▶ _Requirements_
Tally every line of the listing where the string "icon" is found, and state the total alone.

▶ _Extracted data entries_

------------------------

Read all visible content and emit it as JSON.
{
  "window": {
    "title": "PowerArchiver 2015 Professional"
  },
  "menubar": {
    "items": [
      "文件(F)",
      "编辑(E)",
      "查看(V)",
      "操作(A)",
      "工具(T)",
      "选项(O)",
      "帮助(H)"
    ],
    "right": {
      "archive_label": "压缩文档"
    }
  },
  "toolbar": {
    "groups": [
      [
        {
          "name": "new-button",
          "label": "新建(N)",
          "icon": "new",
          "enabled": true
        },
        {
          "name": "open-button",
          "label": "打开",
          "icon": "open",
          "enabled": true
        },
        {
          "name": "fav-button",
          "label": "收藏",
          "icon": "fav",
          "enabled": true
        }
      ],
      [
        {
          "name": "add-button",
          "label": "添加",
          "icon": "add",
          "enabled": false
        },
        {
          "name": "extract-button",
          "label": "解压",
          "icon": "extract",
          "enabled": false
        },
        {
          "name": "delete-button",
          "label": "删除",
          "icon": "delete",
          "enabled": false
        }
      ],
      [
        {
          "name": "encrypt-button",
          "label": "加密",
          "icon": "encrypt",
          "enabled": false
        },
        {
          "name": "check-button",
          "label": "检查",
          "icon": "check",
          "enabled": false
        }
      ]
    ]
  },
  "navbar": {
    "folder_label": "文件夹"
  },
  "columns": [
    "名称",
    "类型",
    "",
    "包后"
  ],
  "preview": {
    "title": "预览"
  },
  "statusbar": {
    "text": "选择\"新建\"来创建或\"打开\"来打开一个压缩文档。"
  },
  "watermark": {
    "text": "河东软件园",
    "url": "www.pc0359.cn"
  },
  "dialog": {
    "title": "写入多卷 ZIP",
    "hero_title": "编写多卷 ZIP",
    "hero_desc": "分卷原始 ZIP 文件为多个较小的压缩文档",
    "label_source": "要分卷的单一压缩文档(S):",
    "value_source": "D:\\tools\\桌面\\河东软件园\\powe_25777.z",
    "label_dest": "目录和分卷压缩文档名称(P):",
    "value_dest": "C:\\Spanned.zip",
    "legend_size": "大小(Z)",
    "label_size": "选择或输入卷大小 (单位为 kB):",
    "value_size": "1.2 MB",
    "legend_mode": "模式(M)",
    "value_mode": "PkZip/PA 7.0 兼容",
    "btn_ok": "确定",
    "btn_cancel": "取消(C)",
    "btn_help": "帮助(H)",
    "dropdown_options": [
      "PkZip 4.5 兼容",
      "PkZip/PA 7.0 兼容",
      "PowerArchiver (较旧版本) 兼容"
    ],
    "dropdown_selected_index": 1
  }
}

------------------------

▶ _Task result_
8